■ Goal
Edit the records from the start through the line that contains "horizontal-scrollbar[interactable]: ◀ bbox=[56, 640, 1190, 650]": replace "joint-mark" with "joint-marker" and output those lines with everything else unchanged.
---+---
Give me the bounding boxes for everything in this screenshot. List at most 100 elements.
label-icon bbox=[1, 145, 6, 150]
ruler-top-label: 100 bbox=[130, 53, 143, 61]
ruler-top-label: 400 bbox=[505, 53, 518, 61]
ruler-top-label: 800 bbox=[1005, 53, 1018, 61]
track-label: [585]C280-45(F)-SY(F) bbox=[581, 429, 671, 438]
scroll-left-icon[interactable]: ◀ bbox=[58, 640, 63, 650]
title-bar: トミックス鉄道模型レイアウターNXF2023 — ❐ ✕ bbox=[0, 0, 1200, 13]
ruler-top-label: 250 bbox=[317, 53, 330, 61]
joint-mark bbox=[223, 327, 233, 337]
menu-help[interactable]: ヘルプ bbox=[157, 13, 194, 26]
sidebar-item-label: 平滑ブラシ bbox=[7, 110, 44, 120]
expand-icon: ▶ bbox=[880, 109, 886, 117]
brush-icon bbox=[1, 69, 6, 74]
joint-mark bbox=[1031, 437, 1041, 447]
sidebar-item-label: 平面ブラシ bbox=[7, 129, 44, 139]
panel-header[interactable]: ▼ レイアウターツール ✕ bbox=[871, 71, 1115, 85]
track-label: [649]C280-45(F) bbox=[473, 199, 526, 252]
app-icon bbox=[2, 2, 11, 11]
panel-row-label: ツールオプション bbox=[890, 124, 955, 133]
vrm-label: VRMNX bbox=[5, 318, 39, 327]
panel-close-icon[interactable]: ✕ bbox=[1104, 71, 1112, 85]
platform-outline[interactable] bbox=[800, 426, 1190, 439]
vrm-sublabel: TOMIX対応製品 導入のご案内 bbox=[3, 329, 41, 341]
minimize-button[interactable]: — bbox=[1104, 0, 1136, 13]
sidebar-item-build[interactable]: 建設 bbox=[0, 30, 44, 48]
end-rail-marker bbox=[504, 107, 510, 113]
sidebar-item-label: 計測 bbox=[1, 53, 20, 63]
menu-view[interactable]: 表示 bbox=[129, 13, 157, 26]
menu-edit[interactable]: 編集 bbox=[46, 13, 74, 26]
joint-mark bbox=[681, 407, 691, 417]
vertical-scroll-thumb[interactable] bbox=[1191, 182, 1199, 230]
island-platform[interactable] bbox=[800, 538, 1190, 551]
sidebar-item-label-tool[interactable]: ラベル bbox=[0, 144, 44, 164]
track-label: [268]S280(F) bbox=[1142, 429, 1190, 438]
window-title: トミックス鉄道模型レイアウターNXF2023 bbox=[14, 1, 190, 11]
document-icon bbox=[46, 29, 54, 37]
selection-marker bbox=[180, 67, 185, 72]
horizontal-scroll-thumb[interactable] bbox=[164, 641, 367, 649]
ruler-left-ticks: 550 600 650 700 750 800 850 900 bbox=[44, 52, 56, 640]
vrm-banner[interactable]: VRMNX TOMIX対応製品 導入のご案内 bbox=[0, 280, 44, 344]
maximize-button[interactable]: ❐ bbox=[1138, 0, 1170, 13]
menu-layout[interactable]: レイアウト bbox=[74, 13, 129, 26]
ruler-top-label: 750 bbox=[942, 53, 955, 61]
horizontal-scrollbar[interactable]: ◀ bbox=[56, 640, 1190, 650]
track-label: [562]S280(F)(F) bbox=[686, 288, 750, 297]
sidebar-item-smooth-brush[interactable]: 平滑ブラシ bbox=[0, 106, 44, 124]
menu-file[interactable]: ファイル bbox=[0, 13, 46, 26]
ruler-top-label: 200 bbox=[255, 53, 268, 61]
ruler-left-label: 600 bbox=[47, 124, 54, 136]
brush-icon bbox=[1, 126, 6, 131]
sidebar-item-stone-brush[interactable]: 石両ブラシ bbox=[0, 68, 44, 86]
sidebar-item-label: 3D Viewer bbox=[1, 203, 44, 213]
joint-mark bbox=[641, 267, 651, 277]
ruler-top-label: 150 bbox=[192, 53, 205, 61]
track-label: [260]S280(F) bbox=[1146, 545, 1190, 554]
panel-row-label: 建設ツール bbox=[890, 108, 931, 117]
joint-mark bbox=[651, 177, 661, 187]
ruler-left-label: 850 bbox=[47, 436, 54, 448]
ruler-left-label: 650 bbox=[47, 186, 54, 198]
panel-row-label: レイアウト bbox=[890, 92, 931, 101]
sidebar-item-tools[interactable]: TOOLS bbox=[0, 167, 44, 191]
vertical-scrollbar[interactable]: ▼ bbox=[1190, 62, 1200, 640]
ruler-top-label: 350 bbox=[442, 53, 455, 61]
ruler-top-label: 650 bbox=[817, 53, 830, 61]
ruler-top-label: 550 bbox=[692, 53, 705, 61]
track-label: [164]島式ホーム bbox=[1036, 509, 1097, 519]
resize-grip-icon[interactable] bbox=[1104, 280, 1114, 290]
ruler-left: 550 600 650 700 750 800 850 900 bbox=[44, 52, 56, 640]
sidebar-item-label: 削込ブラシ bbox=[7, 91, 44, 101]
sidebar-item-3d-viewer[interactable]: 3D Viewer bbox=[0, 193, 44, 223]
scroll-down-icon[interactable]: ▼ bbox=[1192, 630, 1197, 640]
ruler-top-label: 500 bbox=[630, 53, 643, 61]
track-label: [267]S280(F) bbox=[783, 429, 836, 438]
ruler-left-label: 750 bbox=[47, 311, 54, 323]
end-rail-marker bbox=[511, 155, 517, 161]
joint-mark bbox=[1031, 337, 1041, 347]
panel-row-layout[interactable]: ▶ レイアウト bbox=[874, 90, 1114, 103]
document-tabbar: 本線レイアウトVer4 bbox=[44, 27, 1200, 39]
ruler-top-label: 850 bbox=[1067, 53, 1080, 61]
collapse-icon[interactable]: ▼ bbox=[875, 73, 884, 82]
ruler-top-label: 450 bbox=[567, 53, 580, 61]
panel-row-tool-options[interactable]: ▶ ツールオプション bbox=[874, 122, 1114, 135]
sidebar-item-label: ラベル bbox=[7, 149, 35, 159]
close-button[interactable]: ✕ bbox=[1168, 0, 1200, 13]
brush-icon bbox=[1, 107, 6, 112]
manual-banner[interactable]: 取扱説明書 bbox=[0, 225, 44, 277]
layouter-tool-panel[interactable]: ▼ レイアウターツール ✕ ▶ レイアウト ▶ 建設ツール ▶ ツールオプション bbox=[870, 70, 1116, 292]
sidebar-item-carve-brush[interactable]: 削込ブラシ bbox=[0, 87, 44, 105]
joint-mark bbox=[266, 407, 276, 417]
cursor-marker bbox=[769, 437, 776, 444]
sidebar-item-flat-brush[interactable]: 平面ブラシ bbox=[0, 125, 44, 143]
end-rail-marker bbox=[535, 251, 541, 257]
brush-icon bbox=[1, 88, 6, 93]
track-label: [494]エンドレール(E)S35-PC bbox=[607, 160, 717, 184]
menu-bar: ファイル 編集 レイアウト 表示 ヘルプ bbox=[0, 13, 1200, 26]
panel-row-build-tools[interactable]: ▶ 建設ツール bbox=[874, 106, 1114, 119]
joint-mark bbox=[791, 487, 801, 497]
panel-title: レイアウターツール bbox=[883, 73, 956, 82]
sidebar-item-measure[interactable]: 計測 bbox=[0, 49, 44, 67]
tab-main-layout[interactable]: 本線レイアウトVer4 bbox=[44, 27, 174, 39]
---+---
■ Reply
Give me the bounding boxes for everything in this screenshot. List at most 100 elements.
label-icon bbox=[1, 145, 6, 150]
ruler-top-label: 100 bbox=[130, 53, 143, 61]
ruler-top-label: 400 bbox=[505, 53, 518, 61]
ruler-top-label: 800 bbox=[1005, 53, 1018, 61]
track-label: [585]C280-45(F)-SY(F) bbox=[581, 429, 671, 438]
scroll-left-icon[interactable]: ◀ bbox=[58, 640, 63, 650]
title-bar: トミックス鉄道模型レイアウターNXF2023 — ❐ ✕ bbox=[0, 0, 1200, 13]
ruler-top-label: 250 bbox=[317, 53, 330, 61]
joint-marker bbox=[223, 327, 233, 337]
menu-help[interactable]: ヘルプ bbox=[157, 13, 194, 26]
sidebar-item-label: 平滑ブラシ bbox=[7, 110, 44, 120]
expand-icon: ▶ bbox=[880, 109, 886, 117]
brush-icon bbox=[1, 69, 6, 74]
joint-marker bbox=[1031, 437, 1041, 447]
sidebar-item-label: 平面ブラシ bbox=[7, 129, 44, 139]
panel-header[interactable]: ▼ レイアウターツール ✕ bbox=[871, 71, 1115, 85]
track-label: [649]C280-45(F) bbox=[473, 199, 526, 252]
app-icon bbox=[2, 2, 11, 11]
panel-row-label: ツールオプション bbox=[890, 124, 955, 133]
vrm-label: VRMNX bbox=[5, 318, 39, 327]
panel-close-icon[interactable]: ✕ bbox=[1104, 71, 1112, 85]
platform-outline[interactable] bbox=[800, 426, 1190, 439]
vrm-sublabel: TOMIX対応製品 導入のご案内 bbox=[3, 329, 41, 341]
minimize-button[interactable]: — bbox=[1104, 0, 1136, 13]
sidebar-item-build[interactable]: 建設 bbox=[0, 30, 44, 48]
end-rail-marker bbox=[504, 107, 510, 113]
sidebar-item-label: 計測 bbox=[1, 53, 20, 63]
menu-view[interactable]: 表示 bbox=[129, 13, 157, 26]
menu-edit[interactable]: 編集 bbox=[46, 13, 74, 26]
joint-marker bbox=[681, 407, 691, 417]
vertical-scroll-thumb[interactable] bbox=[1191, 182, 1199, 230]
island-platform[interactable] bbox=[800, 538, 1190, 551]
sidebar-item-label-tool[interactable]: ラベル bbox=[0, 144, 44, 164]
track-label: [268]S280(F) bbox=[1142, 429, 1190, 438]
window-title: トミックス鉄道模型レイアウターNXF2023 bbox=[14, 1, 190, 11]
document-icon bbox=[46, 29, 54, 37]
selection-marker bbox=[180, 67, 185, 72]
horizontal-scroll-thumb[interactable] bbox=[164, 641, 367, 649]
ruler-left-ticks: 550 600 650 700 750 800 850 900 bbox=[44, 52, 56, 640]
vrm-banner[interactable]: VRMNX TOMIX対応製品 導入のご案内 bbox=[0, 280, 44, 344]
maximize-button[interactable]: ❐ bbox=[1138, 0, 1170, 13]
menu-layout[interactable]: レイアウト bbox=[74, 13, 129, 26]
ruler-top-label: 750 bbox=[942, 53, 955, 61]
horizontal-scrollbar[interactable]: ◀ bbox=[56, 640, 1190, 650]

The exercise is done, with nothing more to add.